Stored entries:
######
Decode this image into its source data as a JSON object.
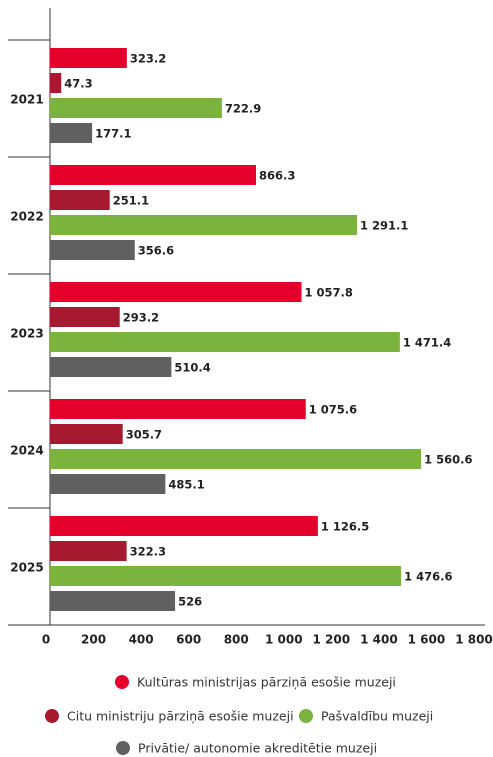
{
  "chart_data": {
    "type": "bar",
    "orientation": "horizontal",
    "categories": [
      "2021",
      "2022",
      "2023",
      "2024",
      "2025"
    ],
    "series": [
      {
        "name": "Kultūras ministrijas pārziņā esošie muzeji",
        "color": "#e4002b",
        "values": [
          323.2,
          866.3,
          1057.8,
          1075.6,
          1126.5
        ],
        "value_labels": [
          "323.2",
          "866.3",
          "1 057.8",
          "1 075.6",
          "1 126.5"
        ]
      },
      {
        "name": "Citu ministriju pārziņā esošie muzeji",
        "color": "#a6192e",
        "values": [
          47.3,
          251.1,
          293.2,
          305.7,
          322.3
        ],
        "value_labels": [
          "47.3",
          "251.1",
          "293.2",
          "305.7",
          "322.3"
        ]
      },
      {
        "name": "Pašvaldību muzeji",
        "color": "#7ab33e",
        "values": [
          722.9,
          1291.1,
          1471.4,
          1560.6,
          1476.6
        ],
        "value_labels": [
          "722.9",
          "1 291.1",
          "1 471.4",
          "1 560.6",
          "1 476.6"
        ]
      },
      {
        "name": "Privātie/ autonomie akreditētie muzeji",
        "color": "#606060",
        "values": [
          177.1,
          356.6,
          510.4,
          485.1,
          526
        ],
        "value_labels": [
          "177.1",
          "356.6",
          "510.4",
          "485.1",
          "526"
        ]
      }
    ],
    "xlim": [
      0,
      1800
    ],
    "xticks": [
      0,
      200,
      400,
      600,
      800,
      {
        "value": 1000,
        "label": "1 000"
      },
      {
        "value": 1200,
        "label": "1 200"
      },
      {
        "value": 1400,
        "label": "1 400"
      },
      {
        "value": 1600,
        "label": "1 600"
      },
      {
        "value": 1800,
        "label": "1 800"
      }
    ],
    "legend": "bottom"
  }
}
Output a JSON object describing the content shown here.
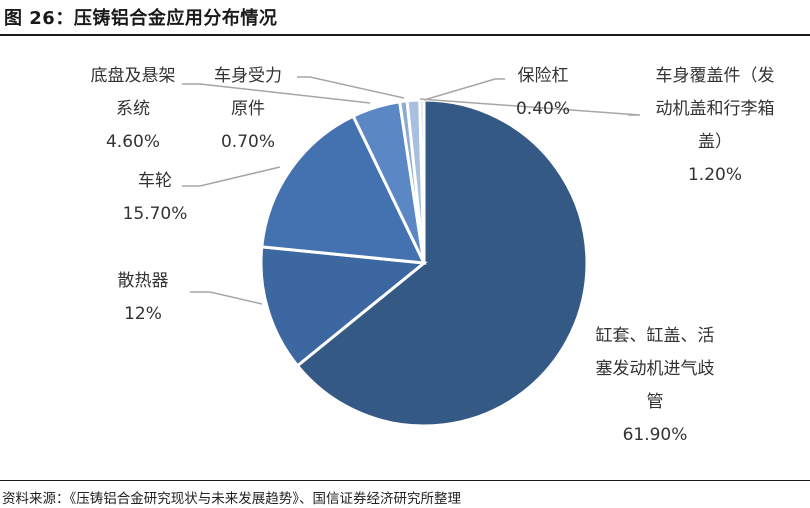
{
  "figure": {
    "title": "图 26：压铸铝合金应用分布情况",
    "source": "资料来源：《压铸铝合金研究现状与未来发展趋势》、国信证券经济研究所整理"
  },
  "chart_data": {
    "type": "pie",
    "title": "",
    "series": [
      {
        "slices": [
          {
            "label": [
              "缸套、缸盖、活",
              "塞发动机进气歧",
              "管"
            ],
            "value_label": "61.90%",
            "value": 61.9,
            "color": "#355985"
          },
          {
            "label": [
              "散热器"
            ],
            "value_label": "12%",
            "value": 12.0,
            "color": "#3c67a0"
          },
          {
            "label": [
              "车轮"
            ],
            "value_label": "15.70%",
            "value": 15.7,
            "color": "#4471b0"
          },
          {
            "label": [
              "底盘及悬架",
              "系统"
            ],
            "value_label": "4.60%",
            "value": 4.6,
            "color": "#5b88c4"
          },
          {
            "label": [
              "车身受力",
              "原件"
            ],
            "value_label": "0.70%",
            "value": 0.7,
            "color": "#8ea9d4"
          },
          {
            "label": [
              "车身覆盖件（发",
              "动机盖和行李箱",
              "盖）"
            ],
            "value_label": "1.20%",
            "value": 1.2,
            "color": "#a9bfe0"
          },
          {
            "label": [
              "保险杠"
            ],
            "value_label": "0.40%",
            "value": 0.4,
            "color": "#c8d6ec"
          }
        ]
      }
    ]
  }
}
######
Go through the records. Copy each line where "esošie" appears.

Exercise response:
        "name": "Kultūras ministrijas pārziņā esošie muzeji",
        "name": "Citu ministriju pārziņā esošie muzeji",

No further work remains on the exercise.